►
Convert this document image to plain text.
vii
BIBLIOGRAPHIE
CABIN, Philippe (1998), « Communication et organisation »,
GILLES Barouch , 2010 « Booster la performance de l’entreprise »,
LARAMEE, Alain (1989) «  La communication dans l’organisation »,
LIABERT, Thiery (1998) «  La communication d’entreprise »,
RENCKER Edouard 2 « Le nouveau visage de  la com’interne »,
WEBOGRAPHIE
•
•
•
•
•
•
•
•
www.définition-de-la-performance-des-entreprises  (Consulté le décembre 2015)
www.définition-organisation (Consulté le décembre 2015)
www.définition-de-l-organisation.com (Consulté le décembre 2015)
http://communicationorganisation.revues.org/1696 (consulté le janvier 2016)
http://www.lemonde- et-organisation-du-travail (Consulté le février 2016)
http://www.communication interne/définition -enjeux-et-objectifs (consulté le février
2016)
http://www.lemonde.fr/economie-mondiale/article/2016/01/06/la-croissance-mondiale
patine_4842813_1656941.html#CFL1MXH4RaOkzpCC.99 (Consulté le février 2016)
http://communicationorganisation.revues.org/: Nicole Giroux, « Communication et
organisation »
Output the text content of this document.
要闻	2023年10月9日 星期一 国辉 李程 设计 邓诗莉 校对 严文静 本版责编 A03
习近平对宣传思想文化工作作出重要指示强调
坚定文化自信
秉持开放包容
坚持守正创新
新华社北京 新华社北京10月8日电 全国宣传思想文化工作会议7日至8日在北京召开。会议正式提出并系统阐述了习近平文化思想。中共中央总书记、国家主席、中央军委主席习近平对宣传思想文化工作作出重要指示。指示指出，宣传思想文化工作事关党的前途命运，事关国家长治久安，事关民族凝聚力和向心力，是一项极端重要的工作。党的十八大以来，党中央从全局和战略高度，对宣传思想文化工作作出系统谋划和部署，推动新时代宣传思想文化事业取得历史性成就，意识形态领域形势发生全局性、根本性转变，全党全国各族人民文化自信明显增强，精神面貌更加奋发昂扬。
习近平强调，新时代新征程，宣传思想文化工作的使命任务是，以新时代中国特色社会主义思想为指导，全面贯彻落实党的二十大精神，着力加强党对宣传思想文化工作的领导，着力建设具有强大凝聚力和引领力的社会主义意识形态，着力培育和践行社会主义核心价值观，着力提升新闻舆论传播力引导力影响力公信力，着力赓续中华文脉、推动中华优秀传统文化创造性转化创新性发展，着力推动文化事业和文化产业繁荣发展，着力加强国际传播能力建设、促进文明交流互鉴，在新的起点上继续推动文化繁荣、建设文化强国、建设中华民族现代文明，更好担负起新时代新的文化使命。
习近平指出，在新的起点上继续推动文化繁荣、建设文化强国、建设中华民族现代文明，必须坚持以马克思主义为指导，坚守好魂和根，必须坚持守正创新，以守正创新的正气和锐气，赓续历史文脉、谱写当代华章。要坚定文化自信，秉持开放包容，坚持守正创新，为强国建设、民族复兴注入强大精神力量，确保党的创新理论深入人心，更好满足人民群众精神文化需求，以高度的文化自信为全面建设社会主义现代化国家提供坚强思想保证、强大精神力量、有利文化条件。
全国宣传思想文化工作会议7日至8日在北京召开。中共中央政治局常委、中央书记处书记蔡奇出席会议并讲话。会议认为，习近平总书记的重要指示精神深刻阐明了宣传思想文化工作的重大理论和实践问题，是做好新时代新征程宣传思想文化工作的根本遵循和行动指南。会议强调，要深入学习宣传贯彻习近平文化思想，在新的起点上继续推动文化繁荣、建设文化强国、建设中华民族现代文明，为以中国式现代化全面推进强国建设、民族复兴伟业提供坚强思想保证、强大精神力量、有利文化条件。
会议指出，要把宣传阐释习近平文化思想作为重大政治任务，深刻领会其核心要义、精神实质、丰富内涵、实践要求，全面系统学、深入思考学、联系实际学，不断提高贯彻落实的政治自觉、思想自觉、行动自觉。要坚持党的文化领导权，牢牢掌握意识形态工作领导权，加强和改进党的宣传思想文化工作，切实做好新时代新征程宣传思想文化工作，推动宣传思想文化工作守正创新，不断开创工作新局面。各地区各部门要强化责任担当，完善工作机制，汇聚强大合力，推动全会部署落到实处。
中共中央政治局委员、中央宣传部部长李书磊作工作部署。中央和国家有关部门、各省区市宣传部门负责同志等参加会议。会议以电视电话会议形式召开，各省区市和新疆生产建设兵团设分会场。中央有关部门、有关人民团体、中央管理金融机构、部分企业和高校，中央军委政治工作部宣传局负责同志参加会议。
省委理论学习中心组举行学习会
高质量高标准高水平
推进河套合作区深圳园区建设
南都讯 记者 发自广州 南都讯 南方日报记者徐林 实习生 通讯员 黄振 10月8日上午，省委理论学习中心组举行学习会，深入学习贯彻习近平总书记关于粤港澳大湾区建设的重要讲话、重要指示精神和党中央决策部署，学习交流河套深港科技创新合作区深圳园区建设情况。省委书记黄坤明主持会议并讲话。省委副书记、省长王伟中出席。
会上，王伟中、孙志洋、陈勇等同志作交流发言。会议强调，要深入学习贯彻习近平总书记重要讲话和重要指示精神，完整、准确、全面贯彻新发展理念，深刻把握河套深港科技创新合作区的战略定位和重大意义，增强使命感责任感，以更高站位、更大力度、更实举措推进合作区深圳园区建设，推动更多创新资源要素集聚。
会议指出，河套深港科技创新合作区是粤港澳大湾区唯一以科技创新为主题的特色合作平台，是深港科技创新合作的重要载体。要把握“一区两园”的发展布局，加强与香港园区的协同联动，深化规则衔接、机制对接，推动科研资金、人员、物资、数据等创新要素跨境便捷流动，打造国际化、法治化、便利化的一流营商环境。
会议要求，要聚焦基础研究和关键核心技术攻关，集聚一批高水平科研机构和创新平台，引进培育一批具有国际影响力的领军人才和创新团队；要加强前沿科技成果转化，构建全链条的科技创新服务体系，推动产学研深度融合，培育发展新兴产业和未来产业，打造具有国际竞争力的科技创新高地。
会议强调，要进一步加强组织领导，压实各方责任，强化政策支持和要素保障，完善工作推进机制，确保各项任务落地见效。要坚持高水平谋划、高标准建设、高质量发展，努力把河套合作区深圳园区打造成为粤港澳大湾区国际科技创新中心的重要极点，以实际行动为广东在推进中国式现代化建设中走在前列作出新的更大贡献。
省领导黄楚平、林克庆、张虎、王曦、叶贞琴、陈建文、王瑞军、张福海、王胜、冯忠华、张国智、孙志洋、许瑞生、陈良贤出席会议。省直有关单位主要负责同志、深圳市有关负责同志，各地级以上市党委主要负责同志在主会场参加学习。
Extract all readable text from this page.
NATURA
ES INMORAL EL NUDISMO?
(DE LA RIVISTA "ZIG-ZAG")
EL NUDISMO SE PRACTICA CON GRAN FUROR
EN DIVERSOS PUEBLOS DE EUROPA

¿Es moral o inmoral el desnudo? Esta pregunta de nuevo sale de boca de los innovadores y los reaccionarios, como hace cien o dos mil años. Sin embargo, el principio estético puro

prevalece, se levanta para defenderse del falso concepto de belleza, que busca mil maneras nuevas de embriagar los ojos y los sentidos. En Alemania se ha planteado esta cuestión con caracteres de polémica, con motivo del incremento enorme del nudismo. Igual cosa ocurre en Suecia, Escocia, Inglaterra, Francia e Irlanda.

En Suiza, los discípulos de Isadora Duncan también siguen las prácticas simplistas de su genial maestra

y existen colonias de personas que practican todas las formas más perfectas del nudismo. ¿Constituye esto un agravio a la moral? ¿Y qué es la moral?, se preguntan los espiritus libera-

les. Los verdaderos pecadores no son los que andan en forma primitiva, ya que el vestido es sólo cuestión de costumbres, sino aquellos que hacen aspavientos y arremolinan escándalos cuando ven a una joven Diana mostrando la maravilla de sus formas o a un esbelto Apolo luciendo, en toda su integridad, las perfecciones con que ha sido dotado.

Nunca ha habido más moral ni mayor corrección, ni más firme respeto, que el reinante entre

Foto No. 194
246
◄
Which lines contain "建设中华民族现代文明"? Copy each of them.

[Written answer]:
习近平强调，新时代新征程，宣传思想文化工作的使命任务是，以新时代中国特色社会主义思想为指导，全面贯彻落实党的二十大精神，着力加强党对宣传思想文化工作的领导，着力建设具有强大凝聚力和引领力的社会主义意识形态，着力培育和践行社会主义核心价值观，着力提升新闻舆论传播力引导力影响力公信力，着力赓续中华文脉、推动中华优秀传统文化创造性转化创新性发展，着力推动文化事业和文化产业繁荣发展，着力加强国际传播能力建设、促进文明交流互鉴，在新的起点上继续推动文化繁荣、建设文化强国、建设中华民族现代文明，更好担负起新时代新的文化使命。
习近平指出，在新的起点上继续推动文化繁荣、建设文化强国、建设中华民族现代文明，必须坚持以马克思主义为指导，坚守好魂和根，必须坚持守正创新，以守正创新的正气和锐气，赓续历史文脉、谱写当代华章。要坚定文化自信，秉持开放包容，坚持守正创新，为强国建设、民族复兴注入强大精神力量，确保党的创新理论深入人心，更好满足人民群众精神文化需求，以高度的文化自信为全面建设社会主义现代化国家提供坚强思想保证、强大精神力量、有利文化条件。
全国宣传思想文化工作会议7日至8日在北京召开。中共中央政治局常委、中央书记处书记蔡奇出席会议并讲话。会议认为，习近平总书记的重要指示精神深刻阐明了宣传思想文化工作的重大理论和实践问题，是做好新时代新征程宣传思想文化工作的根本遵循和行动指南。会议强调，要深入学习宣传贯彻习近平文化思想，在新的起点上继续推动文化繁荣、建设文化强国、建设中华民族现代文明，为以中国式现代化全面推进强国建设、民族复兴伟业提供坚强思想保证、强大精神力量、有利文化条件。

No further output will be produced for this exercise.